Données de placement des éléments
○ ○ ○ ○ ○ ○ ○
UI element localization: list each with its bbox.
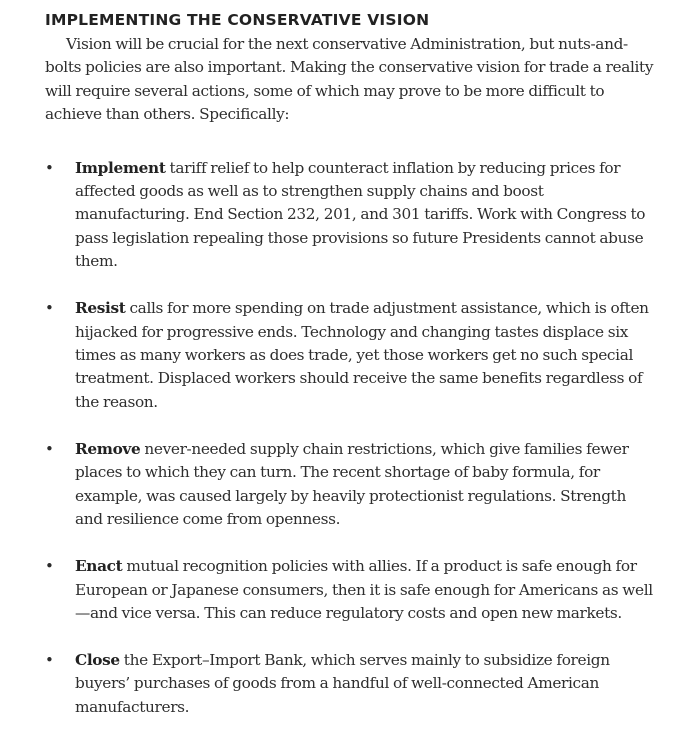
bullet-icon: • bbox=[45, 299, 54, 318]
item-text: never-needed supply chain restrictions, which give families fewer places to which they can turn. The recent shortage of baby formula, for example, was caused largely by heavily protectionist regulations. Strength and resilience come from openness. bbox=[75, 439, 629, 529]
item-text: tariff relief to help counteract inflation by reducing prices for affected goods as well as to strengthen supply chains and boost manufacturing. End Section 232, 201, and 301 tariffs. Work with Congress to pass legislation repealing those provisions so future Presidents cannot abuse them. bbox=[75, 158, 646, 271]
item-text: mutual recognition policies with allies. If a product is safe enough for European or Japanese consumers, then it is safe enough for Americans as well—and vice versa. This can reduce regulatory costs and open new markets. bbox=[75, 557, 653, 622]
item-lead-word: Close bbox=[75, 650, 120, 669]
item-lead-word: Enact bbox=[75, 557, 123, 576]
item-lead-word: Resist bbox=[75, 299, 126, 318]
recommendations-list bbox=[45, 157, 655, 720]
item-text: calls for more spending on trade adjustment assistance, which is often hijacked for progressive ends. Technology and changing tastes displace six times as many workers as does trade, yet those workers get no such special treatment. Displaced workers should receive the same benefits regardless of the reason. bbox=[75, 299, 649, 411]
list-item bbox=[45, 438, 655, 532]
list-item bbox=[45, 297, 655, 414]
item-lead-word: Implement bbox=[75, 158, 166, 177]
bullet-icon: • bbox=[45, 158, 54, 177]
list-item bbox=[45, 555, 655, 625]
document-page bbox=[45, 10, 655, 743]
item-lead-word: Remove bbox=[75, 439, 141, 458]
intro-paragraph: Vision will be crucial for the next conservative Administration, but nuts-and-bolts policies are also important. Making the conservative vision for trade a reality will require several actions, some of which may prove to be more difficult to achieve than others. Specifically: bbox=[45, 35, 654, 124]
bullet-icon: • bbox=[45, 650, 54, 669]
list-item bbox=[45, 157, 655, 274]
item-text: the Export–Import Bank, which serves mainly to subsidize foreign buyers’ purchases of goods from a handful of well-connected American manufacturers. bbox=[75, 650, 610, 716]
bullet-icon: • bbox=[45, 557, 54, 576]
section-heading: IMPLEMENTING THE CONSERVATIVE VISION bbox=[45, 11, 430, 29]
bullet-icon: • bbox=[45, 439, 54, 458]
list-item bbox=[45, 649, 655, 719]
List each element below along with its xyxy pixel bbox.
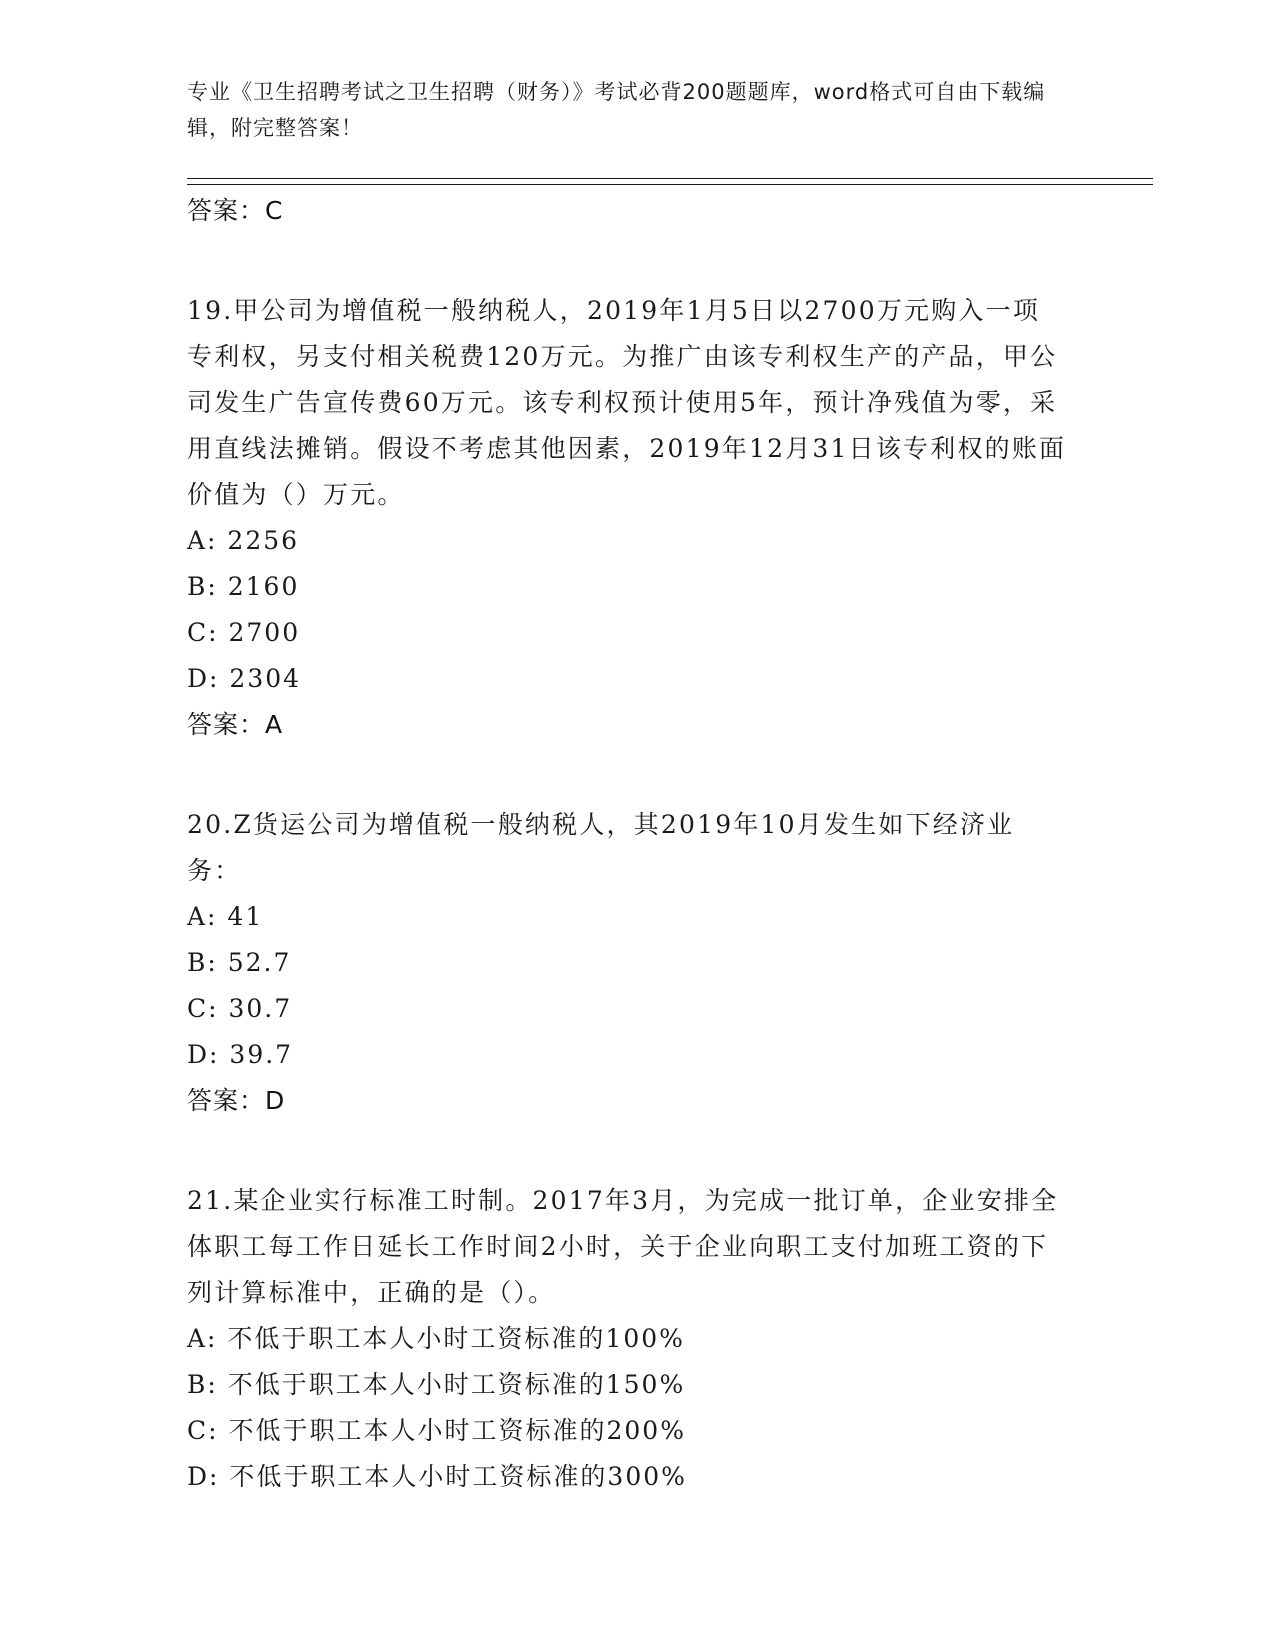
q21-option-d: D: 不低于职工本人小时工资标准的300%: [187, 1462, 687, 1491]
header-rule-top: [187, 178, 1153, 179]
q20-option-d: D: 39.7: [187, 1040, 294, 1069]
q19-option-a: A: 2256: [187, 526, 300, 555]
q21-option-a: A: 不低于职工本人小时工资标准的100%: [187, 1324, 685, 1353]
q21-option-b: B: 不低于职工本人小时工资标准的150%: [187, 1370, 686, 1399]
q19-answer: 答案：A: [187, 710, 284, 739]
question-20: 20.Z货运公司为增值税一般纳税人，其2019年10月发生如下经济业务：: [187, 810, 1015, 885]
question-21: 21.某企业实行标准工时制。2017年3月，为完成一批订单，企业安排全体职工每工作日延长工作时间2小时，关于企业向职工支付加班工资的下列计算标准中，正确的是（）。: [187, 1186, 1059, 1307]
q20-option-b: B: 52.7: [187, 948, 292, 977]
q20-option-c: C: 30.7: [187, 994, 293, 1023]
question-19: 19.甲公司为增值税一般纳税人，2019年1月5日以2700万元购入一项专利权，另支付相关税费120万元。为推广由该专利权生产的产品，甲公司发生广告宣传费60万元。该专利权预计使用5年，预计净残值为零，采用直线法摊销。假设不考虑其他因素，2019年12月31日该专利权的账面价值为（）万元。: [187, 296, 1067, 509]
q21-option-c: C: 不低于职工本人小时工资标准的200%: [187, 1416, 686, 1445]
header-rule-bottom: [187, 184, 1153, 185]
q19-option-d: D: 2304: [187, 664, 302, 693]
q20-option-a: A: 41: [187, 902, 264, 931]
q20-answer: 答案：D: [187, 1086, 286, 1115]
document-header: 专业《卫生招聘考试之卫生招聘（财务）》考试必背200题题库，word格式可自由下载编辑，附完整答案！: [187, 80, 1046, 140]
q19-option-b: B: 2160: [187, 572, 300, 601]
document-content: [187, 188, 1087, 1500]
q19-option-c: C: 2700: [187, 618, 301, 647]
answer-prev: 答案：C: [187, 196, 284, 225]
○ ○ ○ ○ ○ ○ ○
▶ [Travail à faire]: Recopiez à l'identique toutes les lignes ci-dessus, en omettant les images.

▶ [Réponse ci-dessous]:
UI element localization: list each with its bbox.
bullet-icon: • bbox=[45, 299, 54, 318]
item-text: never-needed supply chain restrictions, which give families fewer places to which they can turn. The recent shortage of baby formula, for example, was caused largely by heavily protectionist regulations. Strength and resilience come from openness. bbox=[75, 439, 629, 529]
item-text: tariff relief to help counteract inflation by reducing prices for affected goods as well as to strengthen supply chains and boost manufacturing. End Section 232, 201, and 301 tariffs. Work with Congress to pass legislation repealing those provisions so future Presidents cannot abuse them. bbox=[75, 158, 646, 271]
item-text: mutual recognition policies with allies. If a product is safe enough for European or Japanese consumers, then it is safe enough for Americans as well—and vice versa. This can reduce regulatory costs and open new markets. bbox=[75, 557, 653, 622]
item-lead-word: Close bbox=[75, 650, 120, 669]
item-lead-word: Enact bbox=[75, 557, 123, 576]
item-lead-word: Resist bbox=[75, 299, 126, 318]
recommendations-list bbox=[45, 157, 655, 720]
item-text: calls for more spending on trade adjustment assistance, which is often hijacked for progressive ends. Technology and changing tastes displace six times as many workers as does trade, yet those workers get no such special treatment. Displaced workers should receive the same benefits regardless of the reason. bbox=[75, 299, 649, 411]
list-item bbox=[45, 438, 655, 532]
list-item bbox=[45, 297, 655, 414]
item-lead-word: Implement bbox=[75, 158, 166, 177]
bullet-icon: • bbox=[45, 158, 54, 177]
list-item bbox=[45, 555, 655, 625]
document-page bbox=[45, 10, 655, 743]
item-lead-word: Remove bbox=[75, 439, 141, 458]
intro-paragraph: Vision will be crucial for the next conservative Administration, but nuts-and-bolts policies are also important. Making the conservative vision for trade a reality will require several actions, some of which may prove to be more difficult to achieve than others. Specifically: bbox=[45, 35, 654, 124]
bullet-icon: • bbox=[45, 650, 54, 669]
list-item bbox=[45, 157, 655, 274]
item-text: the Export–Import Bank, which serves mainly to subsidize foreign buyers’ purchases of goods from a handful of well-connected American manufacturers. bbox=[75, 650, 610, 716]
bullet-icon: • bbox=[45, 557, 54, 576]
section-heading: IMPLEMENTING THE CONSERVATIVE VISION bbox=[45, 11, 430, 29]
bullet-icon: • bbox=[45, 439, 54, 458]
list-item bbox=[45, 649, 655, 719]
List each element below along with its xyxy pixel bbox.
q21-option-d: D: 不低于职工本人小时工资标准的300%: [187, 1462, 687, 1491]
header-rule-top: [187, 178, 1153, 179]
q20-option-d: D: 39.7: [187, 1040, 294, 1069]
q19-option-a: A: 2256: [187, 526, 300, 555]
q21-option-a: A: 不低于职工本人小时工资标准的100%: [187, 1324, 685, 1353]
q21-option-b: B: 不低于职工本人小时工资标准的150%: [187, 1370, 686, 1399]
q19-answer: 答案：A: [187, 710, 284, 739]
question-20: 20.Z货运公司为增值税一般纳税人，其2019年10月发生如下经济业务：: [187, 810, 1015, 885]
question-21: 21.某企业实行标准工时制。2017年3月，为完成一批订单，企业安排全体职工每工作日延长工作时间2小时，关于企业向职工支付加班工资的下列计算标准中，正确的是（）。: [187, 1186, 1059, 1307]
q20-option-b: B: 52.7: [187, 948, 292, 977]
q20-option-c: C: 30.7: [187, 994, 293, 1023]
question-19: 19.甲公司为增值税一般纳税人，2019年1月5日以2700万元购入一项专利权，另支付相关税费120万元。为推广由该专利权生产的产品，甲公司发生广告宣传费60万元。该专利权预计使用5年，预计净残值为零，采用直线法摊销。假设不考虑其他因素，2019年12月31日该专利权的账面价值为（）万元。: [187, 296, 1067, 509]
q21-option-c: C: 不低于职工本人小时工资标准的200%: [187, 1416, 686, 1445]
header-rule-bottom: [187, 184, 1153, 185]
q19-option-d: D: 2304: [187, 664, 302, 693]
q20-option-a: A: 41: [187, 902, 264, 931]
q20-answer: 答案：D: [187, 1086, 286, 1115]
document-header: 专业《卫生招聘考试之卫生招聘（财务）》考试必背200题题库，word格式可自由下载编辑，附完整答案！: [187, 80, 1046, 140]
q19-option-b: B: 2160: [187, 572, 300, 601]
document-content: [187, 188, 1087, 1500]
q19-option-c: C: 2700: [187, 618, 301, 647]
answer-prev: 答案：C: [187, 196, 284, 225]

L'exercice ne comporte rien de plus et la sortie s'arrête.